Data entries for graphics:
§

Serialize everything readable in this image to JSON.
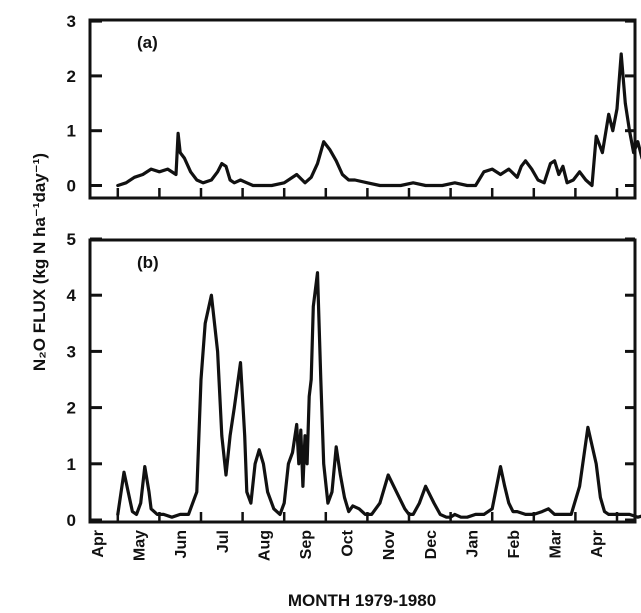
{
  "chart_data": [
    {
      "type": "line",
      "panel_label": "(a)",
      "x_tick_labels": [
        "Apr",
        "May",
        "Jun",
        "Jul",
        "Aug",
        "Sep",
        "Oct",
        "Nov",
        "Dec",
        "Jan",
        "Feb",
        "Mar",
        "Apr"
      ],
      "ylim": [
        0,
        3
      ],
      "y_ticks": [
        0,
        1,
        2,
        3
      ],
      "ylabel": "N₂O FLUX (kg N ha⁻¹day⁻¹)",
      "xlabel": "MONTH 1979-1980",
      "series": [
        {
          "x": [
            0.5,
            0.7,
            0.9,
            1.1,
            1.3,
            1.5,
            1.7,
            1.9,
            1.95,
            2.0,
            2.1,
            2.25,
            2.4,
            2.55,
            2.75,
            2.9,
            3.0,
            3.1,
            3.2,
            3.3,
            3.45,
            3.6,
            3.75,
            3.9,
            4.0,
            4.2,
            4.5,
            4.8,
            5.0,
            5.15,
            5.3,
            5.45,
            5.6,
            5.75,
            5.9,
            6.05,
            6.2,
            6.5,
            6.8,
            7.1,
            7.3,
            7.6,
            7.9,
            8.1,
            8.3,
            8.6,
            8.9,
            9.1,
            9.3,
            9.5,
            9.7,
            9.9,
            10.1,
            10.2,
            10.3,
            10.45,
            10.6,
            10.75,
            10.9,
            11.0,
            11.1,
            11.2,
            11.3,
            11.45,
            11.6,
            11.75,
            11.9,
            12.0,
            12.15,
            12.3,
            12.4,
            12.5,
            12.6,
            12.7,
            12.8,
            12.9,
            13.0,
            13.1,
            13.25
          ],
          "y": [
            0.0,
            0.05,
            0.15,
            0.2,
            0.3,
            0.25,
            0.3,
            0.2,
            0.95,
            0.6,
            0.5,
            0.25,
            0.1,
            0.05,
            0.1,
            0.25,
            0.4,
            0.35,
            0.1,
            0.05,
            0.1,
            0.05,
            0.0,
            0.0,
            0.0,
            0.0,
            0.05,
            0.2,
            0.05,
            0.15,
            0.4,
            0.8,
            0.65,
            0.45,
            0.2,
            0.1,
            0.1,
            0.05,
            0.0,
            0.0,
            0.0,
            0.05,
            0.0,
            0.0,
            0.0,
            0.05,
            0.0,
            0.0,
            0.25,
            0.3,
            0.2,
            0.3,
            0.15,
            0.35,
            0.45,
            0.3,
            0.1,
            0.05,
            0.4,
            0.45,
            0.2,
            0.35,
            0.05,
            0.1,
            0.25,
            0.1,
            0.0,
            0.9,
            0.6,
            1.3,
            1.0,
            1.4,
            2.4,
            1.5,
            1.0,
            0.6,
            0.8,
            0.5,
            0.8
          ]
        }
      ]
    },
    {
      "type": "line",
      "panel_label": "(b)",
      "x_tick_labels": [
        "Apr",
        "May",
        "Jun",
        "Jul",
        "Aug",
        "Sep",
        "Oct",
        "Nov",
        "Dec",
        "Jan",
        "Feb",
        "Mar",
        "Apr"
      ],
      "ylim": [
        0,
        5
      ],
      "y_ticks": [
        0,
        1,
        2,
        3,
        4,
        5
      ],
      "ylabel": "N₂O FLUX (kg N ha⁻¹day⁻¹)",
      "xlabel": "MONTH 1979-1980",
      "series": [
        {
          "x": [
            0.5,
            0.65,
            0.75,
            0.85,
            0.95,
            1.05,
            1.15,
            1.25,
            1.3,
            1.45,
            1.6,
            1.8,
            2.0,
            2.2,
            2.4,
            2.5,
            2.6,
            2.75,
            2.9,
            3.0,
            3.1,
            3.2,
            3.3,
            3.45,
            3.55,
            3.6,
            3.7,
            3.8,
            3.9,
            4.0,
            4.1,
            4.25,
            4.4,
            4.5,
            4.6,
            4.7,
            4.8,
            4.85,
            4.9,
            4.95,
            5.0,
            5.05,
            5.1,
            5.15,
            5.2,
            5.3,
            5.38,
            5.45,
            5.55,
            5.65,
            5.75,
            5.85,
            5.95,
            6.05,
            6.15,
            6.3,
            6.45,
            6.6,
            6.8,
            7.0,
            7.2,
            7.4,
            7.5,
            7.6,
            7.75,
            7.9,
            8.1,
            8.25,
            8.4,
            8.5,
            8.6,
            8.75,
            8.9,
            9.1,
            9.3,
            9.5,
            9.7,
            9.8,
            9.9,
            10.0,
            10.1,
            10.3,
            10.5,
            10.7,
            10.85,
            11.0,
            11.2,
            11.4,
            11.6,
            11.8,
            12.0,
            12.1,
            12.2,
            12.3,
            12.45,
            12.6,
            12.8,
            13.0,
            13.25
          ],
          "y": [
            0.1,
            0.85,
            0.5,
            0.15,
            0.1,
            0.3,
            0.95,
            0.5,
            0.2,
            0.1,
            0.1,
            0.05,
            0.1,
            0.1,
            0.5,
            2.5,
            3.5,
            4.0,
            3.0,
            1.5,
            0.8,
            1.5,
            2.0,
            2.8,
            1.5,
            0.5,
            0.3,
            1.0,
            1.25,
            1.0,
            0.5,
            0.2,
            0.1,
            0.3,
            1.0,
            1.2,
            1.7,
            1.0,
            1.6,
            0.6,
            1.5,
            1.0,
            2.2,
            2.5,
            3.8,
            4.4,
            2.5,
            1.0,
            0.3,
            0.5,
            1.3,
            0.8,
            0.4,
            0.15,
            0.25,
            0.2,
            0.1,
            0.1,
            0.3,
            0.8,
            0.5,
            0.2,
            0.1,
            0.1,
            0.3,
            0.6,
            0.3,
            0.1,
            0.05,
            0.05,
            0.1,
            0.05,
            0.05,
            0.1,
            0.1,
            0.2,
            0.95,
            0.6,
            0.3,
            0.15,
            0.15,
            0.1,
            0.1,
            0.15,
            0.2,
            0.1,
            0.1,
            0.1,
            0.6,
            1.65,
            1.0,
            0.4,
            0.15,
            0.1,
            0.1,
            0.1,
            0.1,
            0.05,
            0.1
          ]
        }
      ]
    }
  ]
}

§

Nothing in the entries should change as you copy them, except that the pictures are left out.

### EXERCISE SOLUTION
Serialize everything readable in this image to JSON.
{
  "chart_data": [
    {
      "type": "line",
      "panel_label": "(a)",
      "x_tick_labels": [
        "Apr",
        "May",
        "Jun",
        "Jul",
        "Aug",
        "Sep",
        "Oct",
        "Nov",
        "Dec",
        "Jan",
        "Feb",
        "Mar",
        "Apr"
      ],
      "ylim": [
        0,
        3
      ],
      "y_ticks": [
        0,
        1,
        2,
        3
      ],
      "ylabel": "N₂O FLUX (kg N ha⁻¹day⁻¹)",
      "xlabel": "MONTH 1979-1980",
      "series": [
        {
          "x": [
            0.5,
            0.7,
            0.9,
            1.1,
            1.3,
            1.5,
            1.7,
            1.9,
            1.95,
            2.0,
            2.1,
            2.25,
            2.4,
            2.55,
            2.75,
            2.9,
            3.0,
            3.1,
            3.2,
            3.3,
            3.45,
            3.6,
            3.75,
            3.9,
            4.0,
            4.2,
            4.5,
            4.8,
            5.0,
            5.15,
            5.3,
            5.45,
            5.6,
            5.75,
            5.9,
            6.05,
            6.2,
            6.5,
            6.8,
            7.1,
            7.3,
            7.6,
            7.9,
            8.1,
            8.3,
            8.6,
            8.9,
            9.1,
            9.3,
            9.5,
            9.7,
            9.9,
            10.1,
            10.2,
            10.3,
            10.45,
            10.6,
            10.75,
            10.9,
            11.0,
            11.1,
            11.2,
            11.3,
            11.45,
            11.6,
            11.75,
            11.9,
            12.0,
            12.15,
            12.3,
            12.4,
            12.5,
            12.6,
            12.7,
            12.8,
            12.9,
            13.0,
            13.1,
            13.25
          ],
          "y": [
            0.0,
            0.05,
            0.15,
            0.2,
            0.3,
            0.25,
            0.3,
            0.2,
            0.95,
            0.6,
            0.5,
            0.25,
            0.1,
            0.05,
            0.1,
            0.25,
            0.4,
            0.35,
            0.1,
            0.05,
            0.1,
            0.05,
            0.0,
            0.0,
            0.0,
            0.0,
            0.05,
            0.2,
            0.05,
            0.15,
            0.4,
            0.8,
            0.65,
            0.45,
            0.2,
            0.1,
            0.1,
            0.05,
            0.0,
            0.0,
            0.0,
            0.05,
            0.0,
            0.0,
            0.0,
            0.05,
            0.0,
            0.0,
            0.25,
            0.3,
            0.2,
            0.3,
            0.15,
            0.35,
            0.45,
            0.3,
            0.1,
            0.05,
            0.4,
            0.45,
            0.2,
            0.35,
            0.05,
            0.1,
            0.25,
            0.1,
            0.0,
            0.9,
            0.6,
            1.3,
            1.0,
            1.4,
            2.4,
            1.5,
            1.0,
            0.6,
            0.8,
            0.5,
            0.8
          ]
        }
      ]
    },
    {
      "type": "line",
      "panel_label": "(b)",
      "x_tick_labels": [
        "Apr",
        "May",
        "Jun",
        "Jul",
        "Aug",
        "Sep",
        "Oct",
        "Nov",
        "Dec",
        "Jan",
        "Feb",
        "Mar",
        "Apr"
      ],
      "ylim": [
        0,
        5
      ],
      "y_ticks": [
        0,
        1,
        2,
        3,
        4,
        5
      ],
      "ylabel": "N₂O FLUX (kg N ha⁻¹day⁻¹)",
      "xlabel": "MONTH 1979-1980",
      "series": [
        {
          "x": [
            0.5,
            0.65,
            0.75,
            0.85,
            0.95,
            1.05,
            1.15,
            1.25,
            1.3,
            1.45,
            1.6,
            1.8,
            2.0,
            2.2,
            2.4,
            2.5,
            2.6,
            2.75,
            2.9,
            3.0,
            3.1,
            3.2,
            3.3,
            3.45,
            3.55,
            3.6,
            3.7,
            3.8,
            3.9,
            4.0,
            4.1,
            4.25,
            4.4,
            4.5,
            4.6,
            4.7,
            4.8,
            4.85,
            4.9,
            4.95,
            5.0,
            5.05,
            5.1,
            5.15,
            5.2,
            5.3,
            5.38,
            5.45,
            5.55,
            5.65,
            5.75,
            5.85,
            5.95,
            6.05,
            6.15,
            6.3,
            6.45,
            6.6,
            6.8,
            7.0,
            7.2,
            7.4,
            7.5,
            7.6,
            7.75,
            7.9,
            8.1,
            8.25,
            8.4,
            8.5,
            8.6,
            8.75,
            8.9,
            9.1,
            9.3,
            9.5,
            9.7,
            9.8,
            9.9,
            10.0,
            10.1,
            10.3,
            10.5,
            10.7,
            10.85,
            11.0,
            11.2,
            11.4,
            11.6,
            11.8,
            12.0,
            12.1,
            12.2,
            12.3,
            12.45,
            12.6,
            12.8,
            13.0,
            13.25
          ],
          "y": [
            0.1,
            0.85,
            0.5,
            0.15,
            0.1,
            0.3,
            0.95,
            0.5,
            0.2,
            0.1,
            0.1,
            0.05,
            0.1,
            0.1,
            0.5,
            2.5,
            3.5,
            4.0,
            3.0,
            1.5,
            0.8,
            1.5,
            2.0,
            2.8,
            1.5,
            0.5,
            0.3,
            1.0,
            1.25,
            1.0,
            0.5,
            0.2,
            0.1,
            0.3,
            1.0,
            1.2,
            1.7,
            1.0,
            1.6,
            0.6,
            1.5,
            1.0,
            2.2,
            2.5,
            3.8,
            4.4,
            2.5,
            1.0,
            0.3,
            0.5,
            1.3,
            0.8,
            0.4,
            0.15,
            0.25,
            0.2,
            0.1,
            0.1,
            0.3,
            0.8,
            0.5,
            0.2,
            0.1,
            0.1,
            0.3,
            0.6,
            0.3,
            0.1,
            0.05,
            0.05,
            0.1,
            0.05,
            0.05,
            0.1,
            0.1,
            0.2,
            0.95,
            0.6,
            0.3,
            0.15,
            0.15,
            0.1,
            0.1,
            0.15,
            0.2,
            0.1,
            0.1,
            0.1,
            0.6,
            1.65,
            1.0,
            0.4,
            0.15,
            0.1,
            0.1,
            0.1,
            0.1,
            0.05,
            0.1
          ]
        }
      ]
    }
  ]
}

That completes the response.